▶ What is required
How many lines of the data include the string "this"? State the number and nothing else.

● ● ● ●

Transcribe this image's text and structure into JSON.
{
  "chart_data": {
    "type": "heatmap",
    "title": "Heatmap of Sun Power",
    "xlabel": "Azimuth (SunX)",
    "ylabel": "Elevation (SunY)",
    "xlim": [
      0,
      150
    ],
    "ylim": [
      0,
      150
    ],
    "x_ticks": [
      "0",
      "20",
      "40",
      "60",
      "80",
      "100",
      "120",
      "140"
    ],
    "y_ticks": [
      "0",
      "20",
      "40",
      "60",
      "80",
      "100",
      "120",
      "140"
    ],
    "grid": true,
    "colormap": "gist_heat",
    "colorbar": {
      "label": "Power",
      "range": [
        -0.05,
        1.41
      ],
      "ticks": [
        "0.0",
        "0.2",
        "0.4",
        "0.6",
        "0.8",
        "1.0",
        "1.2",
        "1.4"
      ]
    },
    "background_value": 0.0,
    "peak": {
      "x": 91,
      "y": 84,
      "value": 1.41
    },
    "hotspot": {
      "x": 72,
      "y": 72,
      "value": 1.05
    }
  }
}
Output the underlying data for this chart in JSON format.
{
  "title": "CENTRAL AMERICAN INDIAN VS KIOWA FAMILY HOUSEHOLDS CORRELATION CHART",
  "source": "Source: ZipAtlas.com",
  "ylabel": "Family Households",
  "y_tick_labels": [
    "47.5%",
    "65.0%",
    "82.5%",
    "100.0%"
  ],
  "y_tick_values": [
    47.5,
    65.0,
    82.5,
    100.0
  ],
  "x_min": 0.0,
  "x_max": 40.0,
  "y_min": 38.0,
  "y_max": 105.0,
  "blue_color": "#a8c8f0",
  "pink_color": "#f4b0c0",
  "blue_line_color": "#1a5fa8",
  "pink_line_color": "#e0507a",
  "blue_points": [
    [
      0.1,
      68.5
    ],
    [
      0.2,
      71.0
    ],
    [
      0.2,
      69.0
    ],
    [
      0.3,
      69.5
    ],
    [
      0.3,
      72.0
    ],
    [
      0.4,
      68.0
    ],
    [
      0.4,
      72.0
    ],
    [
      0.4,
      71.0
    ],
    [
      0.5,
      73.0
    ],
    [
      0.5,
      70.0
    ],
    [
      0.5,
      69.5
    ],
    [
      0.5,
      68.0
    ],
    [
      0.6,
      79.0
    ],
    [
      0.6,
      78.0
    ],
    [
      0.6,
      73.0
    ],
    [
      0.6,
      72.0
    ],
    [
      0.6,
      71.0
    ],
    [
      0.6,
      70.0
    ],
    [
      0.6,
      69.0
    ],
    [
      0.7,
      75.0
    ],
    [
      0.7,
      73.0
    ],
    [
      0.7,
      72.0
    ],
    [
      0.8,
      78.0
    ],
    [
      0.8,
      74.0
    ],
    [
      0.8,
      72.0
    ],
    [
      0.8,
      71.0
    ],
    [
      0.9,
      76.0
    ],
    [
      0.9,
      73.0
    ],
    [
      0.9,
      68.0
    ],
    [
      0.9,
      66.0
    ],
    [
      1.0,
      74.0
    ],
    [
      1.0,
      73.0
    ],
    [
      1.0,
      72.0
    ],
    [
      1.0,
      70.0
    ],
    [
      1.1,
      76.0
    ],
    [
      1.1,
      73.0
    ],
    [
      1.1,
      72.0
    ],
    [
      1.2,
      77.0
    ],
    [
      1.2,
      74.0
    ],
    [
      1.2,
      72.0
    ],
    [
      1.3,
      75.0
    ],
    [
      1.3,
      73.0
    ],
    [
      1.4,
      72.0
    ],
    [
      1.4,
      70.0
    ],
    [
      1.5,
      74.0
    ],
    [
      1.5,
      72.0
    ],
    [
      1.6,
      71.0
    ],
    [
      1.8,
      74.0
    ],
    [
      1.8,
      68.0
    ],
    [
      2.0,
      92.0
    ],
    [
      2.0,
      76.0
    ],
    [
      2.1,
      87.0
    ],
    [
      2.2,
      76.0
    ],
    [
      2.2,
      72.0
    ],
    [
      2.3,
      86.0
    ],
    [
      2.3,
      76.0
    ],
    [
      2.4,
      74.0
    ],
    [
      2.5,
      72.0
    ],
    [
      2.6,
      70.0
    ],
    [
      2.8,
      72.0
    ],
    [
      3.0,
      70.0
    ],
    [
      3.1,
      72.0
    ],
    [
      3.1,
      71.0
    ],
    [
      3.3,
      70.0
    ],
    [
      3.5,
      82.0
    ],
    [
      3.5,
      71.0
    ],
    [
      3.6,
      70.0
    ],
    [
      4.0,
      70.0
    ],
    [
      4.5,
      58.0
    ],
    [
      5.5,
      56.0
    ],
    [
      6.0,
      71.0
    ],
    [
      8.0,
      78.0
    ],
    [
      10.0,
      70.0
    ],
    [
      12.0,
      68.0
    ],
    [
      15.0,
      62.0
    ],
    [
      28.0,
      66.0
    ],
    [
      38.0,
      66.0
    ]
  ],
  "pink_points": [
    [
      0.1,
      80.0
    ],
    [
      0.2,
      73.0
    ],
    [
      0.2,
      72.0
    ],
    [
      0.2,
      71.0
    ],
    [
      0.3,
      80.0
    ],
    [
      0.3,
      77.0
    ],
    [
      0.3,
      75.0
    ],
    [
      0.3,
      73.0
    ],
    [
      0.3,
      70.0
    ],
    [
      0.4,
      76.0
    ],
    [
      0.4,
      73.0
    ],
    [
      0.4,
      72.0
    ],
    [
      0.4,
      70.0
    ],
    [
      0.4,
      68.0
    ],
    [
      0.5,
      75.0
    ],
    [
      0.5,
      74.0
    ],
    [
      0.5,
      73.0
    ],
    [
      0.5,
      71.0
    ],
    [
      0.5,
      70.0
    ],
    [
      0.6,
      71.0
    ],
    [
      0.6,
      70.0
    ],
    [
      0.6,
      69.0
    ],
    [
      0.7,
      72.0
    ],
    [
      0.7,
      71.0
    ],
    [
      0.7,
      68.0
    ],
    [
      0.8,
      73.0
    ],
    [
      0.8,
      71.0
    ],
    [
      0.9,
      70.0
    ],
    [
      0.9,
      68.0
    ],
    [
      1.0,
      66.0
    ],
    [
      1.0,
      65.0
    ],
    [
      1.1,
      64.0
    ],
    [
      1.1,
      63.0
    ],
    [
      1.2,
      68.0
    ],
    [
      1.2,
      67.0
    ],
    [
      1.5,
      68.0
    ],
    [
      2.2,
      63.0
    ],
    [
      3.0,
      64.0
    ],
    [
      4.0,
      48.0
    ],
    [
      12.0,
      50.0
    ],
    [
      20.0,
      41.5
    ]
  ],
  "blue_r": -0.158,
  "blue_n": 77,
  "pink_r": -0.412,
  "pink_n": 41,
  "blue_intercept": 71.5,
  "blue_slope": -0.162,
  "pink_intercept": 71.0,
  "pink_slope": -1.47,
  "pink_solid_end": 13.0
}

● ● ● ●

▶ Finished task
2